● Supplied entries:
<<<<
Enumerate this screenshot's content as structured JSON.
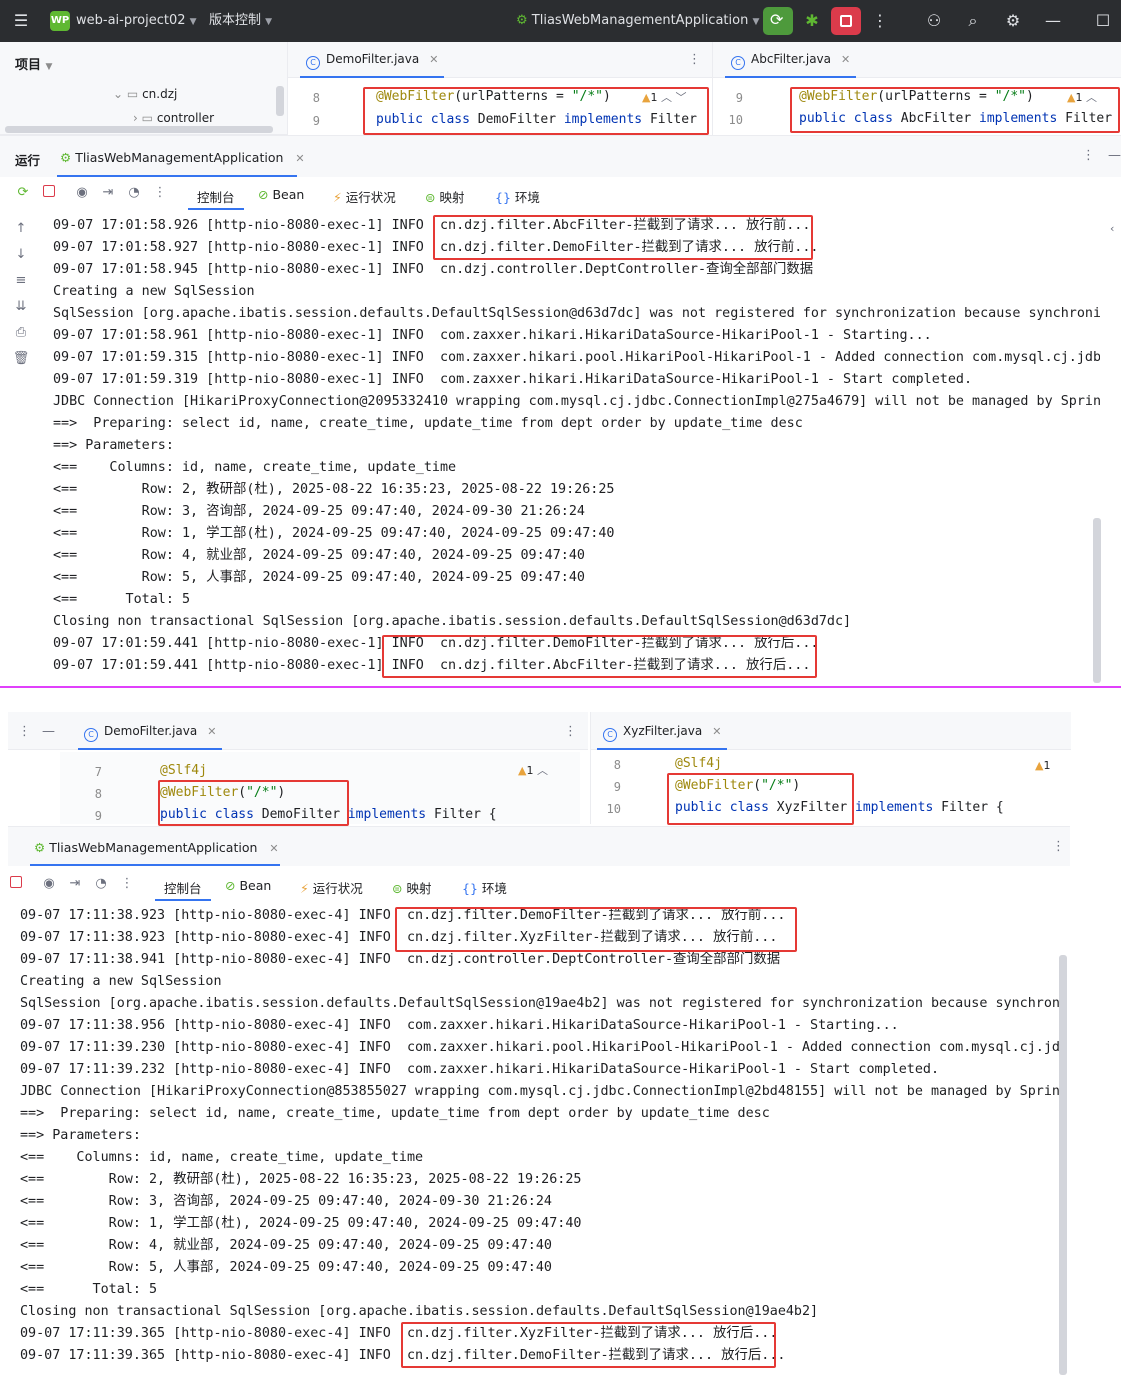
{
  "top": {
    "logo": "WP",
    "project": "web-ai-project02",
    "vcs": "版本控制",
    "run_config": "TliasWebManagementApplication"
  },
  "s1": {
    "project_label": "项目",
    "tree": [
      {
        "label": "cn.dzj"
      },
      {
        "label": "controller"
      }
    ],
    "left_tab": "DemoFilter.java",
    "right_tab": "AbcFilter.java",
    "left_lines": [
      "8",
      "9"
    ],
    "right_lines": [
      "9",
      "10"
    ],
    "left_code": {
      "annotation": "@WebFilter",
      "args_open": "(urlPatterns = ",
      "args_str": "\"/*\"",
      "args_close": ")",
      "kw": "public class",
      "rest": " DemoFilter ",
      "impl": "implements",
      "iface": " Filter"
    },
    "right_code": {
      "annotation": "@WebFilter",
      "args_open": "(urlPatterns = ",
      "args_str": "\"/*\"",
      "args_close": ")",
      "kw": "public class",
      "rest": " AbcFilter ",
      "impl": "implements",
      "iface": " Filter"
    },
    "warn_left": "1",
    "warn_right": "1",
    "run_label": "运行",
    "run_tab": "TliasWebManagementApplication",
    "toolbar": {
      "console": "控制台",
      "bean": "Bean",
      "health": "运行状况",
      "mappings": "映射",
      "env": "环境"
    },
    "console": [
      "09-07 17:01:58.926 [http-nio-8080-exec-1] INFO  cn.dzj.filter.AbcFilter-拦截到了请求... 放行前...",
      "09-07 17:01:58.927 [http-nio-8080-exec-1] INFO  cn.dzj.filter.DemoFilter-拦截到了请求... 放行前...",
      "09-07 17:01:58.945 [http-nio-8080-exec-1] INFO  cn.dzj.controller.DeptController-查询全部部门数据",
      "Creating a new SqlSession",
      "SqlSession [org.apache.ibatis.session.defaults.DefaultSqlSession@d63d7dc] was not registered for synchronization because synchroniz",
      "09-07 17:01:58.961 [http-nio-8080-exec-1] INFO  com.zaxxer.hikari.HikariDataSource-HikariPool-1 - Starting...",
      "09-07 17:01:59.315 [http-nio-8080-exec-1] INFO  com.zaxxer.hikari.pool.HikariPool-HikariPool-1 - Added connection com.mysql.cj.jdbc",
      "09-07 17:01:59.319 [http-nio-8080-exec-1] INFO  com.zaxxer.hikari.HikariDataSource-HikariPool-1 - Start completed.",
      "JDBC Connection [HikariProxyConnection@2095332410 wrapping com.mysql.cj.jdbc.ConnectionImpl@275a4679] will not be managed by Spring",
      "==>  Preparing: select id, name, create_time, update_time from dept order by update_time desc",
      "==> Parameters: ",
      "<==    Columns: id, name, create_time, update_time",
      "<==        Row: 2, 教研部(杜), 2025-08-22 16:35:23, 2025-08-22 19:26:25",
      "<==        Row: 3, 咨询部, 2024-09-25 09:47:40, 2024-09-30 21:26:24",
      "<==        Row: 1, 学工部(杜), 2024-09-25 09:47:40, 2024-09-25 09:47:40",
      "<==        Row: 4, 就业部, 2024-09-25 09:47:40, 2024-09-25 09:47:40",
      "<==        Row: 5, 人事部, 2024-09-25 09:47:40, 2024-09-25 09:47:40",
      "<==      Total: 5",
      "Closing non transactional SqlSession [org.apache.ibatis.session.defaults.DefaultSqlSession@d63d7dc]",
      "09-07 17:01:59.441 [http-nio-8080-exec-1] INFO  cn.dzj.filter.DemoFilter-拦截到了请求... 放行后...",
      "09-07 17:01:59.441 [http-nio-8080-exec-1] INFO  cn.dzj.filter.AbcFilter-拦截到了请求... 放行后..."
    ]
  },
  "s2": {
    "left_tab": "DemoFilter.java",
    "right_tab": "XyzFilter.java",
    "left_lines": [
      "7",
      "8",
      "9"
    ],
    "right_lines": [
      "8",
      "9",
      "10"
    ],
    "left_code": {
      "slf": "@Slf4j",
      "annotation": "@WebFilter",
      "args_open": "(",
      "args_str": "\"/*\"",
      "args_close": ")",
      "kw": "public class",
      "rest": " DemoFilter ",
      "impl": "implements",
      "iface": " Filter {"
    },
    "right_code": {
      "slf": "@Slf4j",
      "annotation": "@WebFilter",
      "args_open": "(",
      "args_str": "\"/*\"",
      "args_close": ")",
      "kw": "public class",
      "rest": " XyzFilter ",
      "impl": "implements",
      "iface": " Filter {"
    },
    "warn_left": "1",
    "warn_right": "1",
    "run_tab": "TliasWebManagementApplication",
    "toolbar": {
      "console": "控制台",
      "bean": "Bean",
      "health": "运行状况",
      "mappings": "映射",
      "env": "环境"
    },
    "console": [
      "09-07 17:11:38.923 [http-nio-8080-exec-4] INFO  cn.dzj.filter.DemoFilter-拦截到了请求... 放行前...",
      "09-07 17:11:38.923 [http-nio-8080-exec-4] INFO  cn.dzj.filter.XyzFilter-拦截到了请求... 放行前...",
      "09-07 17:11:38.941 [http-nio-8080-exec-4] INFO  cn.dzj.controller.DeptController-查询全部部门数据",
      "Creating a new SqlSession",
      "SqlSession [org.apache.ibatis.session.defaults.DefaultSqlSession@19ae4b2] was not registered for synchronization because synchroniz",
      "09-07 17:11:38.956 [http-nio-8080-exec-4] INFO  com.zaxxer.hikari.HikariDataSource-HikariPool-1 - Starting...",
      "09-07 17:11:39.230 [http-nio-8080-exec-4] INFO  com.zaxxer.hikari.pool.HikariPool-HikariPool-1 - Added connection com.mysql.cj.jdbc",
      "09-07 17:11:39.232 [http-nio-8080-exec-4] INFO  com.zaxxer.hikari.HikariDataSource-HikariPool-1 - Start completed.",
      "JDBC Connection [HikariProxyConnection@853855027 wrapping com.mysql.cj.jdbc.ConnectionImpl@2bd48155] will not be managed by Spring",
      "==>  Preparing: select id, name, create_time, update_time from dept order by update_time desc",
      "==> Parameters: ",
      "<==    Columns: id, name, create_time, update_time",
      "<==        Row: 2, 教研部(杜), 2025-08-22 16:35:23, 2025-08-22 19:26:25",
      "<==        Row: 3, 咨询部, 2024-09-25 09:47:40, 2024-09-30 21:26:24",
      "<==        Row: 1, 学工部(杜), 2024-09-25 09:47:40, 2024-09-25 09:47:40",
      "<==        Row: 4, 就业部, 2024-09-25 09:47:40, 2024-09-25 09:47:40",
      "<==        Row: 5, 人事部, 2024-09-25 09:47:40, 2024-09-25 09:47:40",
      "<==      Total: 5",
      "Closing non transactional SqlSession [org.apache.ibatis.session.defaults.DefaultSqlSession@19ae4b2]",
      "09-07 17:11:39.365 [http-nio-8080-exec-4] INFO  cn.dzj.filter.XyzFilter-拦截到了请求... 放行后...",
      "09-07 17:11:39.365 [http-nio-8080-exec-4] INFO  cn.dzj.filter.DemoFilter-拦截到了请求... 放行后..."
    ]
  }
}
>>>>
● Job: Pick out each line in the material containing "apache".

● Task result:
      "SqlSession [org.apache.ibatis.session.defaults.DefaultSqlSession@d63d7dc] was not registered for synchronization because synchroniz",
      "Closing non transactional SqlSession [org.apache.ibatis.session.defaults.DefaultSqlSession@d63d7dc]",
      "SqlSession [org.apache.ibatis.session.defaults.DefaultSqlSession@19ae4b2] was not registered for synchronization because synchroniz",
      "Closing non transactional SqlSession [org.apache.ibatis.session.defaults.DefaultSqlSession@19ae4b2]",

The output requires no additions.